-- begin Data to use --
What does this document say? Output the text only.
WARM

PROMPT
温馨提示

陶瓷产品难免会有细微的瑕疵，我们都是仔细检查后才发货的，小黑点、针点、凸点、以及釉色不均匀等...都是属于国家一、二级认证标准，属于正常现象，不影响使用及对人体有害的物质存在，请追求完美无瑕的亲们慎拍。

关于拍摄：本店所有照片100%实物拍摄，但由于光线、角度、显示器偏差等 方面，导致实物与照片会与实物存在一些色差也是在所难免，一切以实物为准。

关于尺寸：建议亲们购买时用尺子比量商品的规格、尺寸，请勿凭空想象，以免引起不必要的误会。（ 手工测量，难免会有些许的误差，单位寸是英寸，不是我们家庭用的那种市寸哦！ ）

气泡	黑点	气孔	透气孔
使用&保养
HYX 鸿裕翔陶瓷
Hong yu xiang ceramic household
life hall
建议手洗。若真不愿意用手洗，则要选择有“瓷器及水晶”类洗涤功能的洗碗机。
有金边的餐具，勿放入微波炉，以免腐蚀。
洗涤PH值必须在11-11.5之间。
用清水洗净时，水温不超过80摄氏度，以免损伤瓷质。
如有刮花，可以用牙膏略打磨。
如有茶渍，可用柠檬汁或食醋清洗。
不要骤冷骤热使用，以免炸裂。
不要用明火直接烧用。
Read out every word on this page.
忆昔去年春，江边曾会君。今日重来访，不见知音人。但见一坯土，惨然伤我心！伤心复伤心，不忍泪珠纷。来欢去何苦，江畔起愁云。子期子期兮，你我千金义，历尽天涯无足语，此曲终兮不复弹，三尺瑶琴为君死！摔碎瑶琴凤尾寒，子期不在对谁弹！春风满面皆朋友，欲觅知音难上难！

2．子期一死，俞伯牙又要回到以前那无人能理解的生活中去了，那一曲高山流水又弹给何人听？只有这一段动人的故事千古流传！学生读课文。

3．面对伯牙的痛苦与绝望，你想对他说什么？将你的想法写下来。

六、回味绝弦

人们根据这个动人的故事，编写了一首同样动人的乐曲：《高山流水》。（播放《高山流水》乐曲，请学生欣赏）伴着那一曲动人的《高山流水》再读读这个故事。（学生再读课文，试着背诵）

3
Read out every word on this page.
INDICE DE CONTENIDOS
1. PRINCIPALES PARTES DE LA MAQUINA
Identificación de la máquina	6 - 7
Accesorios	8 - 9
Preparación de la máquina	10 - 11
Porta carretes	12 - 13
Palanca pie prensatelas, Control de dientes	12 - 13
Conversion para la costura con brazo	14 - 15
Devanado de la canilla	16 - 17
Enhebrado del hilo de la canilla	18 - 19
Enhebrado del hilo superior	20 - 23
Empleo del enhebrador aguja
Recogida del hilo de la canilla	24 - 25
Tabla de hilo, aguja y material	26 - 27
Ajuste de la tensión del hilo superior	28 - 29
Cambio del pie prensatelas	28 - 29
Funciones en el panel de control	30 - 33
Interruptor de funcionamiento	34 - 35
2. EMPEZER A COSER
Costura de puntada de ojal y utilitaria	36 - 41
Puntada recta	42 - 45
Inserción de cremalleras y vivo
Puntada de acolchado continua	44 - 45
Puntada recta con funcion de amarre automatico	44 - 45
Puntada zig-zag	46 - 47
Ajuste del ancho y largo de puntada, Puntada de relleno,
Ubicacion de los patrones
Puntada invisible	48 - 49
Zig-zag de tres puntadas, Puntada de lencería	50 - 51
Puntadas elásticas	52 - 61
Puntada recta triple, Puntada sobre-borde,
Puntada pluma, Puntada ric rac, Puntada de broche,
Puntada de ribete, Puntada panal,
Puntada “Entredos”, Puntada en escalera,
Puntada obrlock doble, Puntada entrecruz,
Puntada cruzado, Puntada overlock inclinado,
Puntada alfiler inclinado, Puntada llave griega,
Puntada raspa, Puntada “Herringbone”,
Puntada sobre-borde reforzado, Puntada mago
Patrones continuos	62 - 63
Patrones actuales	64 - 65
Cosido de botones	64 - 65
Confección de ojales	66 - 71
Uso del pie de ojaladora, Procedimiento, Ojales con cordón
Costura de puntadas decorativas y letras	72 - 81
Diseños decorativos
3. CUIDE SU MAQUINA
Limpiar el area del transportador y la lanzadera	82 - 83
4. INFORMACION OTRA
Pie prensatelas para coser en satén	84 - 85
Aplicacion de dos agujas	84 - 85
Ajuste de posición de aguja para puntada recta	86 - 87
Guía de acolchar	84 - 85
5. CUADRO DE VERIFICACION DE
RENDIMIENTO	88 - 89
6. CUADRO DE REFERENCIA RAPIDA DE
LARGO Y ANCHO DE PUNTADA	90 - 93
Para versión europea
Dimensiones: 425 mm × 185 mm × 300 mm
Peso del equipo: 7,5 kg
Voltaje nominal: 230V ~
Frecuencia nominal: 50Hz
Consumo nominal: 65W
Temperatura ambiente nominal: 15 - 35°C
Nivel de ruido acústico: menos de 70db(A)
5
-- end Data to use --
Problem — Return all lines with the word "nominal" in them.

Answer for the task —
Voltaje nominal: 230V ~
Frecuencia nominal: 50Hz
Consumo nominal: 65W
Temperatura ambiente nominal: 15 - 35°C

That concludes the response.